- _What the exercise asks_
Please give the listing again, word for word, with nothing left out.

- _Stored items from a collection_
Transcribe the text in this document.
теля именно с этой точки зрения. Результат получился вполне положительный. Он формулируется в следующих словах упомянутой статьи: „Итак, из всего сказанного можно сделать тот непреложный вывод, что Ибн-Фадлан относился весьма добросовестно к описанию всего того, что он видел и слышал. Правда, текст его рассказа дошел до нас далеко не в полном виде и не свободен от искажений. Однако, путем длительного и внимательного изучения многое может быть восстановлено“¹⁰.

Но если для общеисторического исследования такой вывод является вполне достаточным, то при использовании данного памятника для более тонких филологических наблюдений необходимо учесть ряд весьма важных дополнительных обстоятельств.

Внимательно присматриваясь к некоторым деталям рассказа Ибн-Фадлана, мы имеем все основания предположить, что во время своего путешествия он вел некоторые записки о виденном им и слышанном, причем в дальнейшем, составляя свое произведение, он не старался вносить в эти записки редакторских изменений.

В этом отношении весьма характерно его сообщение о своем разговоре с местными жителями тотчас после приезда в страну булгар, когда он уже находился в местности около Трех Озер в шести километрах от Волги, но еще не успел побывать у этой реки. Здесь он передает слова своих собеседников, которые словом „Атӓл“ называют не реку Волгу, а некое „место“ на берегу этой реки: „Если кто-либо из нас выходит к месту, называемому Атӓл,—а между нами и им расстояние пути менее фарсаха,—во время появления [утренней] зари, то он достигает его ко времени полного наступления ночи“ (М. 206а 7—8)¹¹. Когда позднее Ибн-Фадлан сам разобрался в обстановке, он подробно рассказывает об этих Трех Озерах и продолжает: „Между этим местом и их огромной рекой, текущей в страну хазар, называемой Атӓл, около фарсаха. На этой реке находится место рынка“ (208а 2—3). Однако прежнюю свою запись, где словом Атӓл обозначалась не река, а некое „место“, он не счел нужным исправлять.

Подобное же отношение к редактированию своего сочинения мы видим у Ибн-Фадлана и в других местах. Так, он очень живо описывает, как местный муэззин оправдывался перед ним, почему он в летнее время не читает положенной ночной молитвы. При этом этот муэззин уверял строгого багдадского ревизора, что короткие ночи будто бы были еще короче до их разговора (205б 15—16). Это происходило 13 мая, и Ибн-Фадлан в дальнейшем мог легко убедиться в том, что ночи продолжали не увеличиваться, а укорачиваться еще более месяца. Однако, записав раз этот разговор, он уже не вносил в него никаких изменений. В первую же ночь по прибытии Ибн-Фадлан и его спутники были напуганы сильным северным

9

- _Task solution_
Transcribe the text in this document.
теля именно с этой точки зрения. Результат получился вполне положительный. Он формулируется в следующих словах упомянутой статьи: „Итак, из всего сказанного можно сделать тот непреложный вывод, что Ибн-Фадлан относился весьма добросовестно к описанию всего того, что он видел и слышал. Правда, текст его рассказа дошел до нас далеко не в полном виде и не свободен от искажений. Однако, путем длительного и внимательного изучения многое может быть восстановлено“¹⁰.

Но если для общеисторического исследования такой вывод является вполне достаточным, то при использовании данного памятника для более тонких филологических наблюдений необходимо учесть ряд весьма важных дополнительных обстоятельств.

Внимательно присматриваясь к некоторым деталям рассказа Ибн-Фадлана, мы имеем все основания предположить, что во время своего путешествия он вел некоторые записки о виденном им и слышанном, причем в дальнейшем, составляя свое произведение, он не старался вносить в эти записки редакторских изменений.

В этом отношении весьма характерно его сообщение о своем разговоре с местными жителями тотчас после приезда в страну булгар, когда он уже находился в местности около Трех Озер в шести километрах от Волги, но еще не успел побывать у этой реки. Здесь он передает слова своих собеседников, которые словом „Атӓл“ называют не реку Волгу, а некое „место“ на берегу этой реки: „Если кто-либо из нас выходит к месту, называемому Атӓл,—а между нами и им расстояние пути менее фарсаха,—во время появления [утренней] зари, то он достигает его ко времени полного наступления ночи“ (М. 206а 7—8)¹¹. Когда позднее Ибн-Фадлан сам разобрался в обстановке, он подробно рассказывает об этих Трех Озерах и продолжает: „Между этим местом и их огромной рекой, текущей в страну хазар, называемой Атӓл, около фарсаха. На этой реке находится место рынка“ (208а 2—3). Однако прежнюю свою запись, где словом Атӓл обозначалась не река, а некое „место“, он не счел нужным исправлять.

Подобное же отношение к редактированию своего сочинения мы видим у Ибн-Фадлана и в других местах. Так, он очень живо описывает, как местный муэззин оправдывался перед ним, почему он в летнее время не читает положенной ночной молитвы. При этом этот муэззин уверял строгого багдадского ревизора, что короткие ночи будто бы были еще короче до их разговора (205б 15—16). Это происходило 13 мая, и Ибн-Фадлан в дальнейшем мог легко убедиться в том, что ночи продолжали не увеличиваться, а укорачиваться еще более месяца. Однако, записав раз этот разговор, он уже не вносил в него никаких изменений. В первую же ночь по прибытии Ибн-Фадлан и его спутники были напуганы сильным северным

9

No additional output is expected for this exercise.